### What is being asked
Below is a block of records; repeat all of them exactly.

Rows from a dataset:
>> Start
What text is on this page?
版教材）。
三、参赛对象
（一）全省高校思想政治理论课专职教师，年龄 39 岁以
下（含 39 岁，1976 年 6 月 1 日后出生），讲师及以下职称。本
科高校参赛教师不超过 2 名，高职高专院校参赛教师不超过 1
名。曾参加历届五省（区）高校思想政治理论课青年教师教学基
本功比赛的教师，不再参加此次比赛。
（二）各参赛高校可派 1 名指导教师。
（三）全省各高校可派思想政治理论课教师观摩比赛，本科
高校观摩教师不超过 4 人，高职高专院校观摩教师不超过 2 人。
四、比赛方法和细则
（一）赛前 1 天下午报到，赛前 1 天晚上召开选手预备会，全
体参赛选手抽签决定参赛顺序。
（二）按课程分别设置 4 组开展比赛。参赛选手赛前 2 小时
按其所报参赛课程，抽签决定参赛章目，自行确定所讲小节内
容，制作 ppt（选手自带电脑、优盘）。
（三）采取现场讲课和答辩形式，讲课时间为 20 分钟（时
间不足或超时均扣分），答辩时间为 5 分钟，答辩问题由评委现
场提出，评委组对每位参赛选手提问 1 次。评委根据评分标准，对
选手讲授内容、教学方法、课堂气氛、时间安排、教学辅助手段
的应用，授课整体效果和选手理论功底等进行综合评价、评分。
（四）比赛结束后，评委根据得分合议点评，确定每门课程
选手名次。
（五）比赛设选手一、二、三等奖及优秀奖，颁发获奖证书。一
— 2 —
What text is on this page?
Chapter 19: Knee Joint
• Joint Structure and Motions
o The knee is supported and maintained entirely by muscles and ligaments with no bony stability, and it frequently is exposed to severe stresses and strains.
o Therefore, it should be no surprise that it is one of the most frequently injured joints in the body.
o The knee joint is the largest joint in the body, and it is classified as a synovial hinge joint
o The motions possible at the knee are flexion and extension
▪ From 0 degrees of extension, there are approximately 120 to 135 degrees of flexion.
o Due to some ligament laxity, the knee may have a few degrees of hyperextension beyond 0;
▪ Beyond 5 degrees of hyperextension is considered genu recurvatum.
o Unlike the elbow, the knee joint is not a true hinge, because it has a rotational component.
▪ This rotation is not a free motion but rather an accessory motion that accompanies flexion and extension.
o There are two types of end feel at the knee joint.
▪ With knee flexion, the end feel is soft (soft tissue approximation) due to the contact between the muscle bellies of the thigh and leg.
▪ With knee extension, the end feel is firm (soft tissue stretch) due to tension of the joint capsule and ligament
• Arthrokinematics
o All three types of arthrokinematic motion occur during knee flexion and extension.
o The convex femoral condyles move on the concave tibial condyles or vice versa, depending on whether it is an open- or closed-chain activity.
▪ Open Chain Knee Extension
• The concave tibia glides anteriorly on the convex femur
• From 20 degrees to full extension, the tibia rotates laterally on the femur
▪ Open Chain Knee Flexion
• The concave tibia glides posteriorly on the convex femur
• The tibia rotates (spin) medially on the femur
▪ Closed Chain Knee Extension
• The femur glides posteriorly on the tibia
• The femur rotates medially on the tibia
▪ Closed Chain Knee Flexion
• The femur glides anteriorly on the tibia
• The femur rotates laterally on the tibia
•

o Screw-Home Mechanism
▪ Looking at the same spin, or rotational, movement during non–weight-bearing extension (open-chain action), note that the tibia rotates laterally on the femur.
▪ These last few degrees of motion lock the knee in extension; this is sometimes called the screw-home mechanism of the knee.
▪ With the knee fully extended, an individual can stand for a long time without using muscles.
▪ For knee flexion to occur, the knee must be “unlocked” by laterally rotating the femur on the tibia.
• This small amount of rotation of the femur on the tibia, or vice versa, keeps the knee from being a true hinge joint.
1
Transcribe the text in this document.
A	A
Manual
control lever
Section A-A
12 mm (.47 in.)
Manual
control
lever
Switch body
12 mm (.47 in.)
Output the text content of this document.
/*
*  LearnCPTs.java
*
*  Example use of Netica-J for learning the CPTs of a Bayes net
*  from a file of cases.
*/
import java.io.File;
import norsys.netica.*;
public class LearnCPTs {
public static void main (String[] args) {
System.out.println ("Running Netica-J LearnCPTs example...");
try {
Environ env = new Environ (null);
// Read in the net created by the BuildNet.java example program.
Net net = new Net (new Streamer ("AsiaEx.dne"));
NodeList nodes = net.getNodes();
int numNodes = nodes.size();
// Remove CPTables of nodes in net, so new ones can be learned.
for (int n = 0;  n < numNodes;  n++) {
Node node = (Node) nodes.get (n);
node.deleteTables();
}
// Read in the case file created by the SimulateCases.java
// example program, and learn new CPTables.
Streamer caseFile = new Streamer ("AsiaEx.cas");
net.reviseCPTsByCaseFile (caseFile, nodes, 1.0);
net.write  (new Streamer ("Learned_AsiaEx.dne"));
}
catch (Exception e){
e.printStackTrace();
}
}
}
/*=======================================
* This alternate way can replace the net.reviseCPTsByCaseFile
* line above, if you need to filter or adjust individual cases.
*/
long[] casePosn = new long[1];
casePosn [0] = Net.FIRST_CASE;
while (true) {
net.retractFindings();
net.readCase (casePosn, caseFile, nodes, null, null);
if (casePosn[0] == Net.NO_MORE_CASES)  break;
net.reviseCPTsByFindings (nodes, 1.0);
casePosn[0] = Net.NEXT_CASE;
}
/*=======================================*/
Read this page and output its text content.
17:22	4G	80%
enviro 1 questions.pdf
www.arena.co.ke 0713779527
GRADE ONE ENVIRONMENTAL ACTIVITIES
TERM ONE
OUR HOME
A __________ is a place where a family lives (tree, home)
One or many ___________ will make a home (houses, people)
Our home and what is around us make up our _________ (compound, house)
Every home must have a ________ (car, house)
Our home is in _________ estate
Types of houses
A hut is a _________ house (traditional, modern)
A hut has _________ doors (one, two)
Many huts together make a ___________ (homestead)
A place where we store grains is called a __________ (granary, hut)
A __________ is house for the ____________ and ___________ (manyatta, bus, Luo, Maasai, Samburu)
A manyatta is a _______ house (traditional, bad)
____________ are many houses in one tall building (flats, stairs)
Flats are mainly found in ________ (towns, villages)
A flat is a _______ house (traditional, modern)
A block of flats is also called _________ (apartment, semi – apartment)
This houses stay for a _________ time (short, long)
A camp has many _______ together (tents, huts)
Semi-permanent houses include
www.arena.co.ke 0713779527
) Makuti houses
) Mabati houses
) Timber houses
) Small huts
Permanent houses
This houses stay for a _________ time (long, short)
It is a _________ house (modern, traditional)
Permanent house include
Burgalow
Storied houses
>> End
### The response
What text is on this page?
版教材）。
三、参赛对象
（一）全省高校思想政治理论课专职教师，年龄 39 岁以
下（含 39 岁，1976 年 6 月 1 日后出生），讲师及以下职称。本
科高校参赛教师不超过 2 名，高职高专院校参赛教师不超过 1
名。曾参加历届五省（区）高校思想政治理论课青年教师教学基
本功比赛的教师，不再参加此次比赛。
（二）各参赛高校可派 1 名指导教师。
（三）全省各高校可派思想政治理论课教师观摩比赛，本科
高校观摩教师不超过 4 人，高职高专院校观摩教师不超过 2 人。
四、比赛方法和细则
（一）赛前 1 天下午报到，赛前 1 天晚上召开选手预备会，全
体参赛选手抽签决定参赛顺序。
（二）按课程分别设置 4 组开展比赛。参赛选手赛前 2 小时
按其所报参赛课程，抽签决定参赛章目，自行确定所讲小节内
容，制作 ppt（选手自带电脑、优盘）。
（三）采取现场讲课和答辩形式，讲课时间为 20 分钟（时
间不足或超时均扣分），答辩时间为 5 分钟，答辩问题由评委现
场提出，评委组对每位参赛选手提问 1 次。评委根据评分标准，对
选手讲授内容、教学方法、课堂气氛、时间安排、教学辅助手段
的应用，授课整体效果和选手理论功底等进行综合评价、评分。
（四）比赛结束后，评委根据得分合议点评，确定每门课程
选手名次。
（五）比赛设选手一、二、三等奖及优秀奖，颁发获奖证书。一
— 2 —
What text is on this page?
Chapter 19: Knee Joint
• Joint Structure and Motions
o The knee is supported and maintained entirely by muscles and ligaments with no bony stability, and it frequently is exposed to severe stresses and strains.
o Therefore, it should be no surprise that it is one of the most frequently injured joints in the body.
o The knee joint is the largest joint in the body, and it is classified as a synovial hinge joint
o The motions possible at the knee are flexion and extension
▪ From 0 degrees of extension, there are approximately 120 to 135 degrees of flexion.
o Due to some ligament laxity, the knee may have a few degrees of hyperextension beyond 0;
▪ Beyond 5 degrees of hyperextension is considered genu recurvatum.
o Unlike the elbow, the knee joint is not a true hinge, because it has a rotational component.
▪ This rotation is not a free motion but rather an accessory motion that accompanies flexion and extension.
o There are two types of end feel at the knee joint.
▪ With knee flexion, the end feel is soft (soft tissue approximation) due to the contact between the muscle bellies of the thigh and leg.
▪ With knee extension, the end feel is firm (soft tissue stretch) due to tension of the joint capsule and ligament
• Arthrokinematics
o All three types of arthrokinematic motion occur during knee flexion and extension.
o The convex femoral condyles move on the concave tibial condyles or vice versa, depending on whether it is an open- or closed-chain activity.
▪ Open Chain Knee Extension
• The concave tibia glides anteriorly on the convex femur
• From 20 degrees to full extension, the tibia rotates laterally on the femur
▪ Open Chain Knee Flexion
• The concave tibia glides posteriorly on the convex femur
• The tibia rotates (spin) medially on the femur
▪ Closed Chain Knee Extension
• The femur glides posteriorly on the tibia
• The femur rotates medially on the tibia
▪ Closed Chain Knee Flexion
• The femur glides anteriorly on the tibia
• The femur rotates laterally on the tibia
•

o Screw-Home Mechanism
▪ Looking at the same spin, or rotational, movement during non–weight-bearing extension (open-chain action), note that the tibia rotates laterally on the femur.
▪ These last few degrees of motion lock the knee in extension; this is sometimes called the screw-home mechanism of the knee.
▪ With the knee fully extended, an individual can stand for a long time without using muscles.
▪ For knee flexion to occur, the knee must be “unlocked” by laterally rotating the femur on the tibia.
• This small amount of rotation of the femur on the tibia, or vice versa, keeps the knee from being a true hinge joint.
1
Transcribe the text in this document.
A	A
Manual
control lever
Section A-A
12 mm (.47 in.)
Manual
control
lever
Switch body
12 mm (.47 in.)
Output the text content of this document.
/*
*  LearnCPTs.java
*
*  Example use of Netica-J for learning the CPTs of a Bayes net
*  from a file of cases.
*/
import java.io.File;
import norsys.netica.*;
public class LearnCPTs {
public static void main (String[] args) {
System.out.println ("Running Netica-J LearnCPTs example...");
try {
Environ env = new Environ (null);
// Read in the net created by the BuildNet.java example program.
Net net = new Net (new Streamer ("AsiaEx.dne"));
NodeList nodes = net.getNodes();
int numNodes = nodes.size();
// Remove CPTables of nodes in net, so new ones can be learned.
for (int n = 0;  n < numNodes;  n++) {
Node node = (Node) nodes.get (n);
node.deleteTables();
}
// Read in the case file created by the SimulateCases.java
// example program, and learn new CPTables.
Streamer caseFile = new Streamer ("AsiaEx.cas");
net.reviseCPTsByCaseFile (caseFile, nodes, 1.0);
net.write  (new Streamer ("Learned_AsiaEx.dne"));
}
catch (Exception e){
e.printStackTrace();
}
}
}
/*=======================================
* This alternate way can replace the net.reviseCPTsByCaseFile
* line above, if you need to filter or adjust individual cases.
*/
long[] casePosn = new long[1];
casePosn [0] = Net.FIRST_CASE;
while (true) {
net.retractFindings();
net.readCase (casePosn, caseFile, nodes, null, null);
if (casePosn[0] == Net.NO_MORE_CASES)  break;
net.reviseCPTsByFindings (nodes, 1.0);
casePosn[0] = Net.NEXT_CASE;
}
/*=======================================*/
Read this page and output its text content.
17:22	4G	80%
enviro 1 questions.pdf
www.arena.co.ke 0713779527
GRADE ONE ENVIRONMENTAL ACTIVITIES
TERM ONE
OUR HOME
A __________ is a place where a family lives (tree, home)
One or many ___________ will make a home (houses, people)
Our home and what is around us make up our _________ (compound, house)
Every home must have a ________ (car, house)
Our home is in _________ estate
Types of houses
A hut is a _________ house (traditional, modern)
A hut has _________ doors (one, two)
Many huts together make a ___________ (homestead)
A place where we store grains is called a __________ (granary, hut)
A __________ is house for the ____________ and ___________ (manyatta, bus, Luo, Maasai, Samburu)
A manyatta is a _______ house (traditional, bad)
____________ are many houses in one tall building (flats, stairs)
Flats are mainly found in ________ (towns, villages)
A flat is a _______ house (traditional, modern)
A block of flats is also called _________ (apartment, semi – apartment)
This houses stay for a _________ time (short, long)
A camp has many _______ together (tents, huts)
Semi-permanent houses include
www.arena.co.ke 0713779527
) Makuti houses
) Mabati houses
) Timber houses
) Small huts
Permanent houses
This houses stay for a _________ time (long, short)
It is a _________ house (modern, traditional)
Permanent house include
Burgalow
Storied houses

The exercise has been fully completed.